## Passage fourni
☆ ☆ ☆ ☆
Le chef du Parti québécois Pierre Karl Péladeau s'est expliqué lundi au micro de Paul Arcand au 98,5 FM sur les révélations de La Presse quant à la création de 10 entités dans des régimes fiscaux avantageux en Suisse et au Luxembourg chez Quebecor World, ainsi que sur le dossier plus général des paradis fiscaux chez Québecor à la suite d'un reportage de Radio-Canada. Extraits et vérification des faits.

«J'étais un simple administrateur [...] je n'assumais pas de poste de direction», a déclaré Pierre Karl Péladeau à propos des entités de Quebecor World créées entre août 1998 et 2004 en Suisse, au Luxembourg et en Islande.

Vérification faite

En 1997, M. Péladeau était l'un des principaux dirigeants de l'entreprise, alors qu'il était PDG d'Imprimeries Quebecor Europe. En avril 1998, il a été nommé vice-président exécutif et chef de l'exploitation de Quebecor World.
☆ ☆ ☆ ☆
## Fiches extraites
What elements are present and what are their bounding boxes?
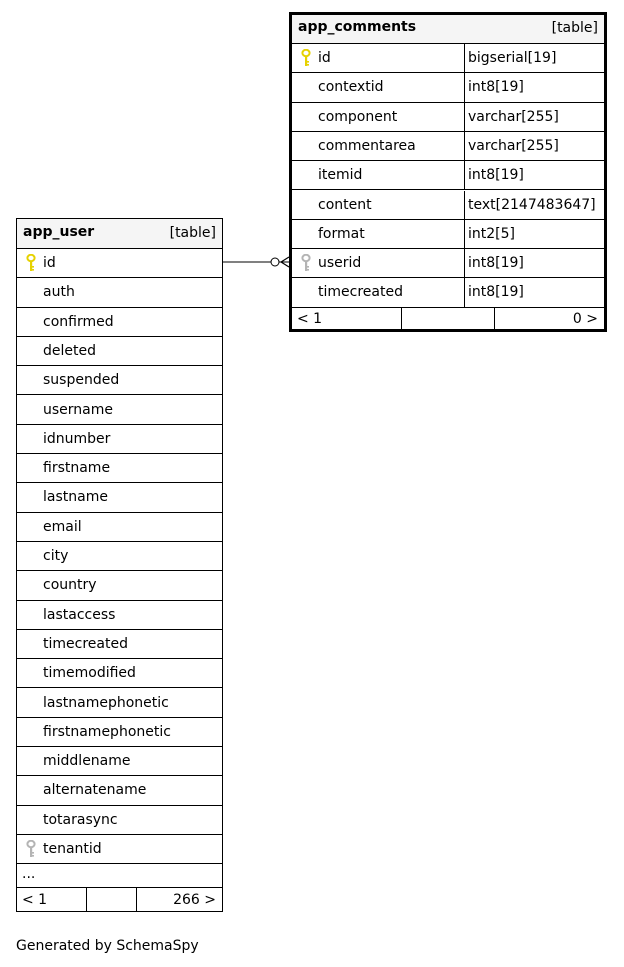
☆ ☆ ☆ ☆
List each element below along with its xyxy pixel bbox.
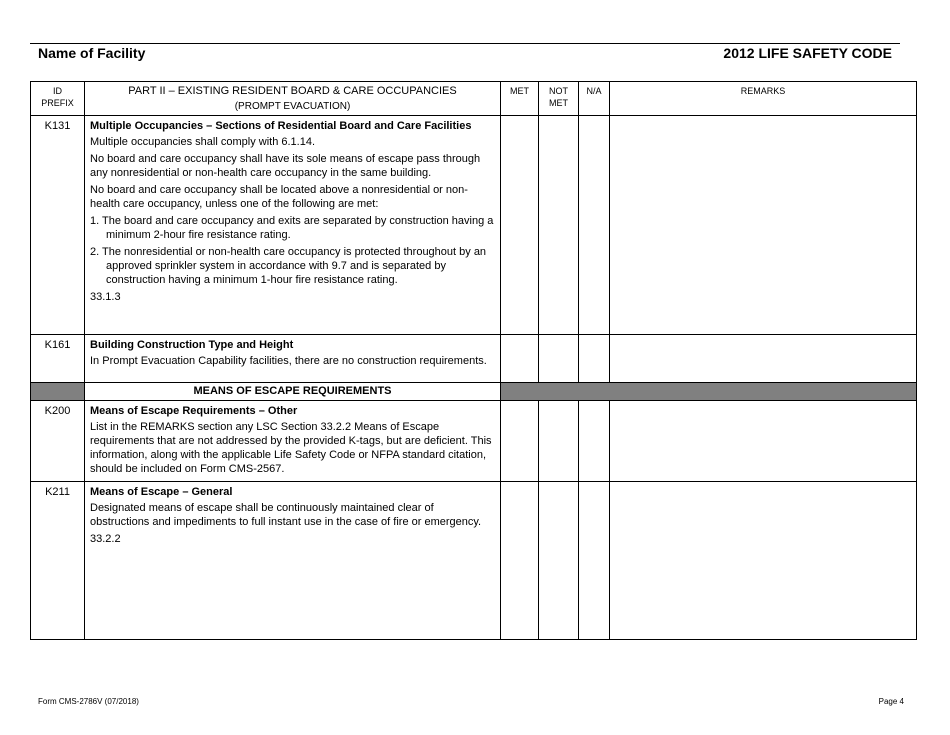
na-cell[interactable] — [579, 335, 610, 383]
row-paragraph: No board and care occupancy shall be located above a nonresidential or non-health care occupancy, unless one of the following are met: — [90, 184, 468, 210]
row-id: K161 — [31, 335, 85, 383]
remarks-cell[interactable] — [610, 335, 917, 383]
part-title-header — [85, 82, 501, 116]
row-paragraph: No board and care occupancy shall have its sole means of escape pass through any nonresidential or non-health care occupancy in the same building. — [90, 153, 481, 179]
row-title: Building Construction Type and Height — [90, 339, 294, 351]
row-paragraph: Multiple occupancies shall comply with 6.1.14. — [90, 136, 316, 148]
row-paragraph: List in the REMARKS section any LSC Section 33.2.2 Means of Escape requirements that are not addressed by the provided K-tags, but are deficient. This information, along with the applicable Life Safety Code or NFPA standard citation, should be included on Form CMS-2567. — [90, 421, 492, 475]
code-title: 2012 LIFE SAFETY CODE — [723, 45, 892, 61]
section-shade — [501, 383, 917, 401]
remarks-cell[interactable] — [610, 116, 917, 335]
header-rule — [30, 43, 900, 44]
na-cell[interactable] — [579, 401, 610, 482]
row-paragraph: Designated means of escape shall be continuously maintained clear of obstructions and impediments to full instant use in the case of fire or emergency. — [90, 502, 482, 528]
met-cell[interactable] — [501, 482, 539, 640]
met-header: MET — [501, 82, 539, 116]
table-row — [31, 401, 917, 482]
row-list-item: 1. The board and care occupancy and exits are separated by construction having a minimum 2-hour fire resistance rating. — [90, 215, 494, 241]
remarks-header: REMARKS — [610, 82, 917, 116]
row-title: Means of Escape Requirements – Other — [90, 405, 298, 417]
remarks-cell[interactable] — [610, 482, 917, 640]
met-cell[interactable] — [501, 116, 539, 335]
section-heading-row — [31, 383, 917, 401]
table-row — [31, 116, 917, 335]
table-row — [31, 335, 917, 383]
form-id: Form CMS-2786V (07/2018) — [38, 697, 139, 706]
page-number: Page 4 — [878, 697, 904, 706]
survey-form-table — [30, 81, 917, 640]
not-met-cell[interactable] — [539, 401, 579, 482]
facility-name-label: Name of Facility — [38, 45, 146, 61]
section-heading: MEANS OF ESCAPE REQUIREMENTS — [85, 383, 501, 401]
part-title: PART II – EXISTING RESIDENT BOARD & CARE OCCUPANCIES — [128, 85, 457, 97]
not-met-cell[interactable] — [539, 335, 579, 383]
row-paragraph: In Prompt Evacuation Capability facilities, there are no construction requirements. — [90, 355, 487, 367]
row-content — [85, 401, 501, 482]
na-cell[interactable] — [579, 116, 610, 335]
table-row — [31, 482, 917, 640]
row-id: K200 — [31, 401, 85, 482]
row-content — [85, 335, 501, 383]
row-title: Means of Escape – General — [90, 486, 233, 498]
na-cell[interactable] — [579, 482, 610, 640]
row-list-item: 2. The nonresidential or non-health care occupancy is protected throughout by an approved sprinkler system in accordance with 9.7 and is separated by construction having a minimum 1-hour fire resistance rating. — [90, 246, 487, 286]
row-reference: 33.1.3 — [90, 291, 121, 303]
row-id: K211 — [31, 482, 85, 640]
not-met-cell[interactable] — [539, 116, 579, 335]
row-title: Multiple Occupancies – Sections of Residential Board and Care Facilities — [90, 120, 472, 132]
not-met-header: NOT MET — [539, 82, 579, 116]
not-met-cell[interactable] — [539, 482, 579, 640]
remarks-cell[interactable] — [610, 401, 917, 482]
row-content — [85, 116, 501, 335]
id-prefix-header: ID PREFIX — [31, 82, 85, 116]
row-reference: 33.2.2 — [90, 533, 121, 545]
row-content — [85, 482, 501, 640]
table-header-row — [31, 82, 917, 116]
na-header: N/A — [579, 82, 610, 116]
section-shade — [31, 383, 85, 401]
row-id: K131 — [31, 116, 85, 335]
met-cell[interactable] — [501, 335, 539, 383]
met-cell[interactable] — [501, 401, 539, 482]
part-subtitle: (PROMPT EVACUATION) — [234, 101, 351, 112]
☆ ☆ ☆ ☆
## Travail demandé
A - Recopiez le texte sur Pierre Karl Péladeau et Quebecor de «Le chef du Parti» jusqu'à «vérification des faits.» inclusivement.
B - Donnez la suite du texte sur Pierre Karl Péladeau et Quebecor à partir de sa dernière phrase.

## Résultats par tâche
A -
Le chef du Parti québécois Pierre Karl Péladeau s'est expliqué lundi au micro de Paul Arcand au 98,5 FM sur les révélations de La Presse quant à la création de 10 entités dans des régimes fiscaux avantageux en Suisse et au Luxembourg chez Quebecor World, ainsi que sur le dossier plus général des paradis fiscaux chez Québecor à la suite d'un reportage de Radio-Canada. Extraits et vérification des faits.

B -
Dans le rapport annuel, son nom arrive au troisième rang des dirigeants, derrière le président du conseil d'administration Jean Neveu et le PDG Charles G. Cavell. Il conservera ses fonctions d'avril 1998 jusqu'en 1999. Durant cette période, Quebecor World a créé quatre des dix entités dans des pays où l'entreprise n'avait pas d'imprimerie, soit deux succursales suisses liées à deux sociétés du Luxembourg. 

Trois autres entités ont aussi été créées lorsqu'il était vice-président du conseil d'administration de 1999 à 2001 (succursale suisse liée à l'Islande, société au Luxembourg, société en Islande). Il a été membre du C.A. lors de la création des 10 entités entre 1998 et 2004. Lorsqu'il a été président et chef de la direction de Quebecor World entre mars 2004 et mai 2006, aucune entité n'a toutefois été créée en Suisse, au Luxembourg ou en Islande.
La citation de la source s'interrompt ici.